▶ _DATA LISTING_
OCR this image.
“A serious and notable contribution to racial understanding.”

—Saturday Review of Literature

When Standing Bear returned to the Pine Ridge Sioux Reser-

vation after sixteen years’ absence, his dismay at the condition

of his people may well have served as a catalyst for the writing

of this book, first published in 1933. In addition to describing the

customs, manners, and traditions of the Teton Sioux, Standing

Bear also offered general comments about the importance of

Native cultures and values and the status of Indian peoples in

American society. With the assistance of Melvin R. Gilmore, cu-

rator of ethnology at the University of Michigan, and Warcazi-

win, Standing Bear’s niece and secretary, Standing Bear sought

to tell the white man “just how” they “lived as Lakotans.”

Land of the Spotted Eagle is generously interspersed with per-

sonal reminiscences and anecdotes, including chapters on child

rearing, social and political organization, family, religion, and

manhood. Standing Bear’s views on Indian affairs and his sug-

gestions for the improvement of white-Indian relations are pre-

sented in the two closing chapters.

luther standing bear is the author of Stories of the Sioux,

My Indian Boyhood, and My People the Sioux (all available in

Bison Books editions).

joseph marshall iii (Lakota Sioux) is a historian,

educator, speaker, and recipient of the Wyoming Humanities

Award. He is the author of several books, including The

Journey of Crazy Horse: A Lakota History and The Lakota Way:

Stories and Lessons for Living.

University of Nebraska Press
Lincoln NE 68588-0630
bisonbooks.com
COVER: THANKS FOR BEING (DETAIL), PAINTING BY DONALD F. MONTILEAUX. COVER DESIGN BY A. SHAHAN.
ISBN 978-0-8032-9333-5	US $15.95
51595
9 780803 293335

==

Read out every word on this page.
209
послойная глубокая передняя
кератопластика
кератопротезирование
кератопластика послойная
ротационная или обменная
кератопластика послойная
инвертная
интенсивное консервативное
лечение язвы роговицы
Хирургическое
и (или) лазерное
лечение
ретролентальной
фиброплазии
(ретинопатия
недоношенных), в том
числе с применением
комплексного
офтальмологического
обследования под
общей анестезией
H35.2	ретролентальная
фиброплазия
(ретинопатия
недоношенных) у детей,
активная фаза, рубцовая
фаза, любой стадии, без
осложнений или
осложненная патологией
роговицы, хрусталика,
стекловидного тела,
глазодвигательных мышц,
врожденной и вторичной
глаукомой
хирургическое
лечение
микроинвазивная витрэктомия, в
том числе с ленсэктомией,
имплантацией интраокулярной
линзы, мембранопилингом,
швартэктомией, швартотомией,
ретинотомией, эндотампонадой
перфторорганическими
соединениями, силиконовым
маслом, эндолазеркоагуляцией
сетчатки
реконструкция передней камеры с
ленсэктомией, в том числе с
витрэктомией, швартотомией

▶ _WHAT IS NEEDED_
Check each line of the entries above, and show every one holding the word "Stories".

▶ _RESPONSE TO THE EXERCISE_
luther standing bear is the author of Stories of the Sioux,
Stories and Lessons for Living.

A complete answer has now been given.